Data records:
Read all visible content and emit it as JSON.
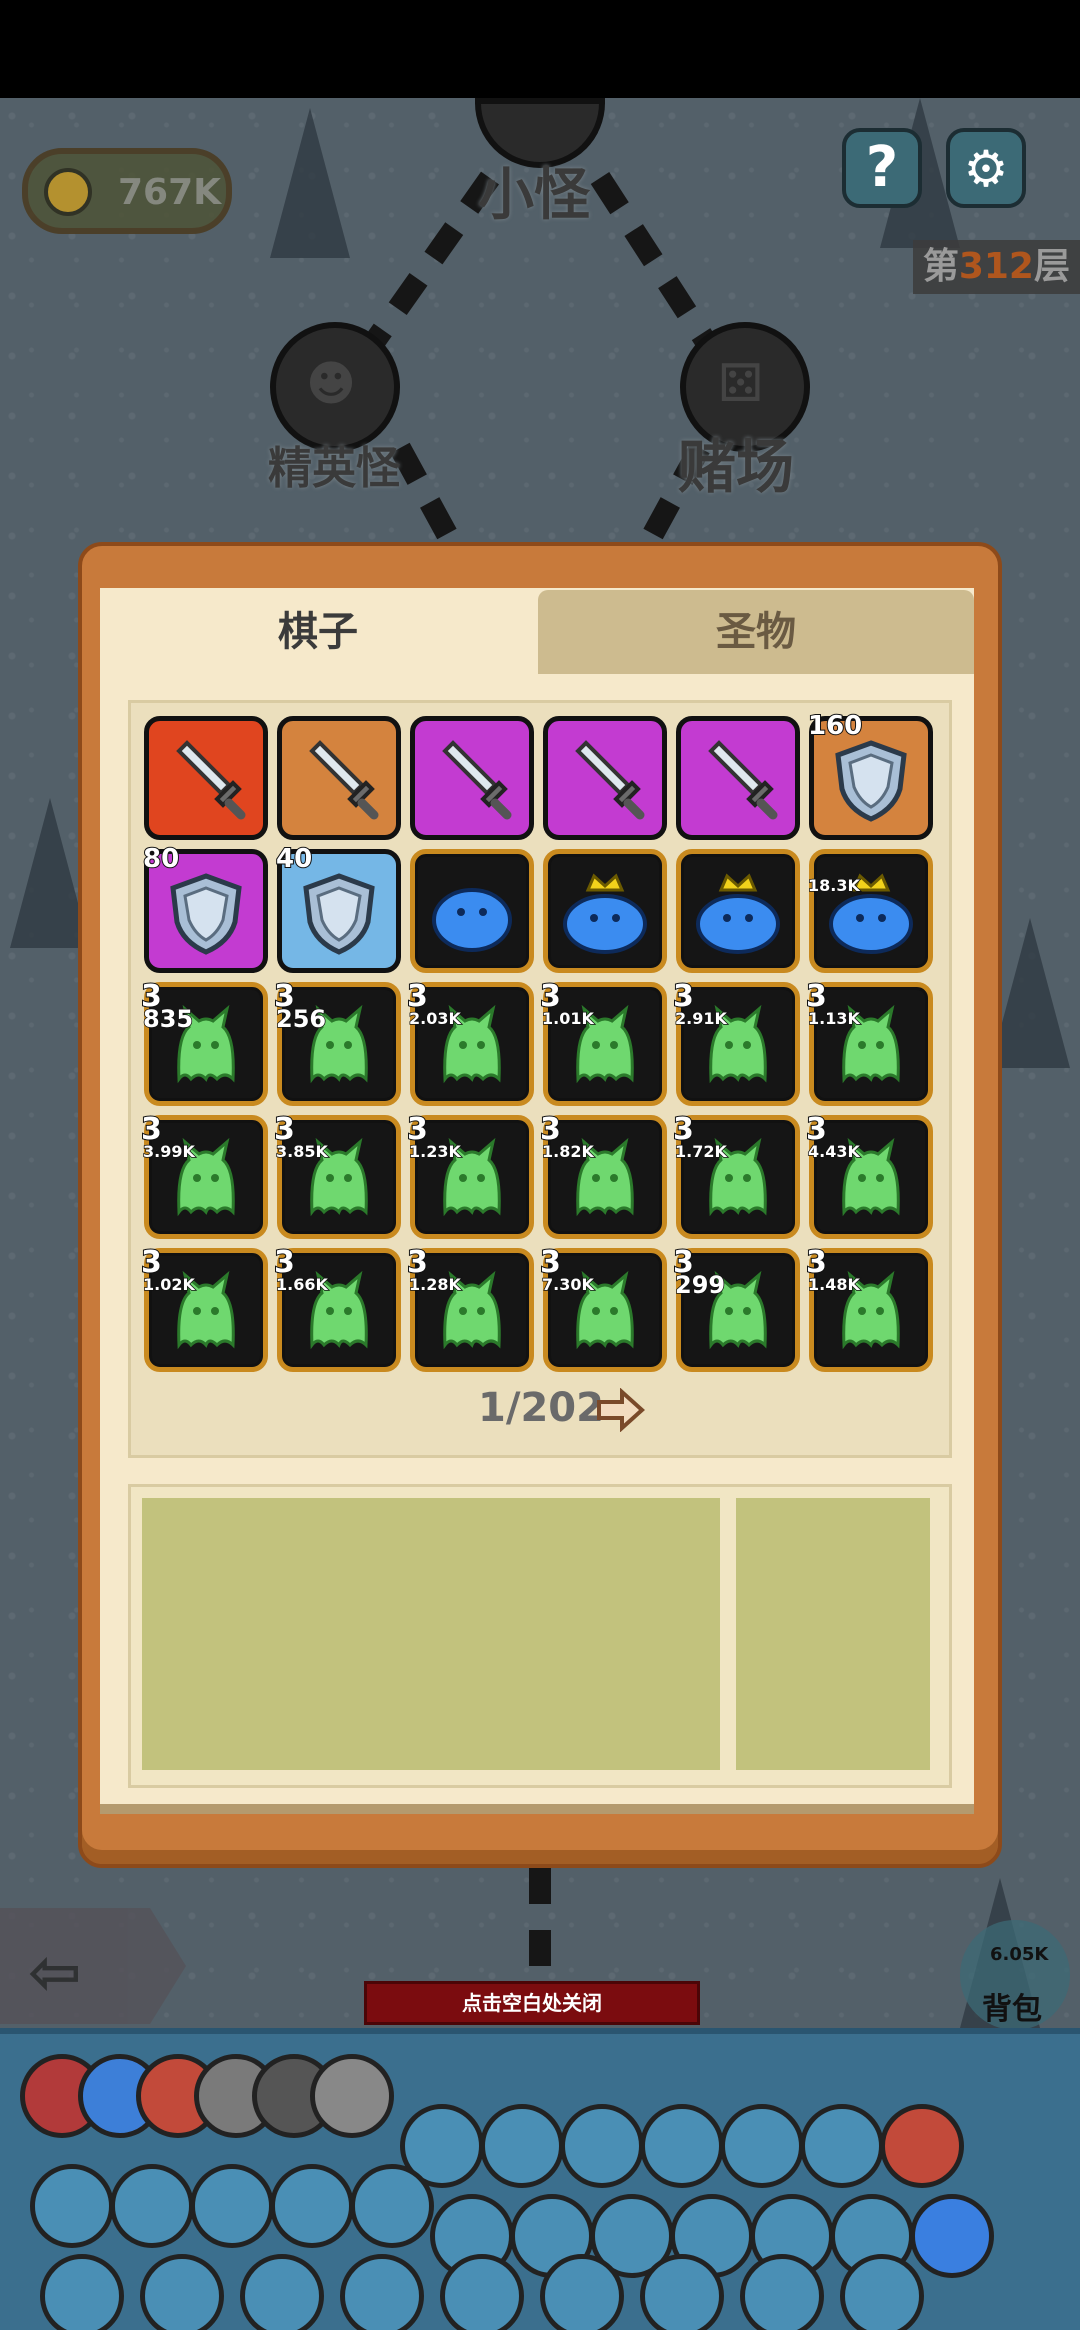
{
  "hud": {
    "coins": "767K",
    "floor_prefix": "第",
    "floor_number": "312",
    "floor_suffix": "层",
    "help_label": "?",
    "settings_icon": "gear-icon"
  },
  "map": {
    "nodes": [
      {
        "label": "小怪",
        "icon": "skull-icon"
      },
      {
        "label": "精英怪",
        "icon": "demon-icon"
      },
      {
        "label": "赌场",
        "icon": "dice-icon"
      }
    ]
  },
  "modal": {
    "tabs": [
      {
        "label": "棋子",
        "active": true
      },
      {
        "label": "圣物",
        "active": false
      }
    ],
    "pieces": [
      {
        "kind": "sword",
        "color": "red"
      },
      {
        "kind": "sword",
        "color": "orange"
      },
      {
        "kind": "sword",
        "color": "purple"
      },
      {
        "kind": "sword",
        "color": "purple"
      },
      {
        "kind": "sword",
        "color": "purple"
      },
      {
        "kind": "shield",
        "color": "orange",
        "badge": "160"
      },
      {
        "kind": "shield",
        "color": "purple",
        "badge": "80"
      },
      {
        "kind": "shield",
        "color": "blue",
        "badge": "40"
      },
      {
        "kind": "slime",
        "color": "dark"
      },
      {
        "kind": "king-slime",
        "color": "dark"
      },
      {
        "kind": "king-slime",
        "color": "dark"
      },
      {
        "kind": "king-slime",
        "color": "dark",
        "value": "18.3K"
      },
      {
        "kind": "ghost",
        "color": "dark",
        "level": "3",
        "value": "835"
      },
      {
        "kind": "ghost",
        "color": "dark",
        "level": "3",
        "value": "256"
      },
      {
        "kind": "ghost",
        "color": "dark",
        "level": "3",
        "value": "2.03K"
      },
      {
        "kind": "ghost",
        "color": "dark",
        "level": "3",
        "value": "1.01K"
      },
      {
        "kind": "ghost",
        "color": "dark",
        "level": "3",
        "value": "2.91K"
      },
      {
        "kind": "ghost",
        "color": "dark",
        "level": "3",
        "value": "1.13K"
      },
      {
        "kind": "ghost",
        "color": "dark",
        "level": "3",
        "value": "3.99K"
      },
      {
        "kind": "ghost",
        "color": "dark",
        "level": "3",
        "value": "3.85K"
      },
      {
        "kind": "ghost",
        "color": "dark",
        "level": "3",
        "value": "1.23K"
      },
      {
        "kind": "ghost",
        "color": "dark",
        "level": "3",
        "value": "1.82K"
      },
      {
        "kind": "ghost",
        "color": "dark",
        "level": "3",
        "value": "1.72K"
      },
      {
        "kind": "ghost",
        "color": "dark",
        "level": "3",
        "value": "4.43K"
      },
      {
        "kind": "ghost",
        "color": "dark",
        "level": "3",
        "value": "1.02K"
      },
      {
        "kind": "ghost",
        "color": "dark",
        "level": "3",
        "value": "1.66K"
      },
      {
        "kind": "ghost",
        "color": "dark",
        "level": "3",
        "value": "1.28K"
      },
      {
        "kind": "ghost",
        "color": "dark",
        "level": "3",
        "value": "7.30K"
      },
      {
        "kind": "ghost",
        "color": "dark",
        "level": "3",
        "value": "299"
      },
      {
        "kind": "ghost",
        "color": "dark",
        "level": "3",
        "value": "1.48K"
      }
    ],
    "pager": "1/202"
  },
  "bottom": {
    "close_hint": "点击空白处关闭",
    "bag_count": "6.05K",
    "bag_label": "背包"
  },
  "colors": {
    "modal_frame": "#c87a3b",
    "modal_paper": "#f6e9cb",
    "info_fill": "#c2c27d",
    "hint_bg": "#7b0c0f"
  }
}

▸ What the exercise asks:
Keep the pictures out of the copy and write out the data exactly as it stands.

▸ Solution for this problem:
Read all visible content and emit it as JSON.
{
  "hud": {
    "coins": "767K",
    "floor_prefix": "第",
    "floor_number": "312",
    "floor_suffix": "层",
    "help_label": "?",
    "settings_icon": "gear-icon"
  },
  "map": {
    "nodes": [
      {
        "label": "小怪",
        "icon": "skull-icon"
      },
      {
        "label": "精英怪",
        "icon": "demon-icon"
      },
      {
        "label": "赌场",
        "icon": "dice-icon"
      }
    ]
  },
  "modal": {
    "tabs": [
      {
        "label": "棋子",
        "active": true
      },
      {
        "label": "圣物",
        "active": false
      }
    ],
    "pieces": [
      {
        "kind": "sword",
        "color": "red"
      },
      {
        "kind": "sword",
        "color": "orange"
      },
      {
        "kind": "sword",
        "color": "purple"
      },
      {
        "kind": "sword",
        "color": "purple"
      },
      {
        "kind": "sword",
        "color": "purple"
      },
      {
        "kind": "shield",
        "color": "orange",
        "badge": "160"
      },
      {
        "kind": "shield",
        "color": "purple",
        "badge": "80"
      },
      {
        "kind": "shield",
        "color": "blue",
        "badge": "40"
      },
      {
        "kind": "slime",
        "color": "dark"
      },
      {
        "kind": "king-slime",
        "color": "dark"
      },
      {
        "kind": "king-slime",
        "color": "dark"
      },
      {
        "kind": "king-slime",
        "color": "dark",
        "value": "18.3K"
      },
      {
        "kind": "ghost",
        "color": "dark",
        "level": "3",
        "value": "835"
      },
      {
        "kind": "ghost",
        "color": "dark",
        "level": "3",
        "value": "256"
      },
      {
        "kind": "ghost",
        "color": "dark",
        "level": "3",
        "value": "2.03K"
      },
      {
        "kind": "ghost",
        "color": "dark",
        "level": "3",
        "value": "1.01K"
      },
      {
        "kind": "ghost",
        "color": "dark",
        "level": "3",
        "value": "2.91K"
      },
      {
        "kind": "ghost",
        "color": "dark",
        "level": "3",
        "value": "1.13K"
      },
      {
        "kind": "ghost",
        "color": "dark",
        "level": "3",
        "value": "3.99K"
      },
      {
        "kind": "ghost",
        "color": "dark",
        "level": "3",
        "value": "3.85K"
      },
      {
        "kind": "ghost",
        "color": "dark",
        "level": "3",
        "value": "1.23K"
      },
      {
        "kind": "ghost",
        "color": "dark",
        "level": "3",
        "value": "1.82K"
      },
      {
        "kind": "ghost",
        "color": "dark",
        "level": "3",
        "value": "1.72K"
      },
      {
        "kind": "ghost",
        "color": "dark",
        "level": "3",
        "value": "4.43K"
      },
      {
        "kind": "ghost",
        "color": "dark",
        "level": "3",
        "value": "1.02K"
      },
      {
        "kind": "ghost",
        "color": "dark",
        "level": "3",
        "value": "1.66K"
      },
      {
        "kind": "ghost",
        "color": "dark",
        "level": "3",
        "value": "1.28K"
      },
      {
        "kind": "ghost",
        "color": "dark",
        "level": "3",
        "value": "7.30K"
      },
      {
        "kind": "ghost",
        "color": "dark",
        "level": "3",
        "value": "299"
      },
      {
        "kind": "ghost",
        "color": "dark",
        "level": "3",
        "value": "1.48K"
      }
    ],
    "pager": "1/202"
  },
  "bottom": {
    "close_hint": "点击空白处关闭",
    "bag_count": "6.05K",
    "bag_label": "背包"
  },
  "colors": {
    "modal_frame": "#c87a3b",
    "modal_paper": "#f6e9cb",
    "info_fill": "#c2c27d",
    "hint_bg": "#7b0c0f"
  }
}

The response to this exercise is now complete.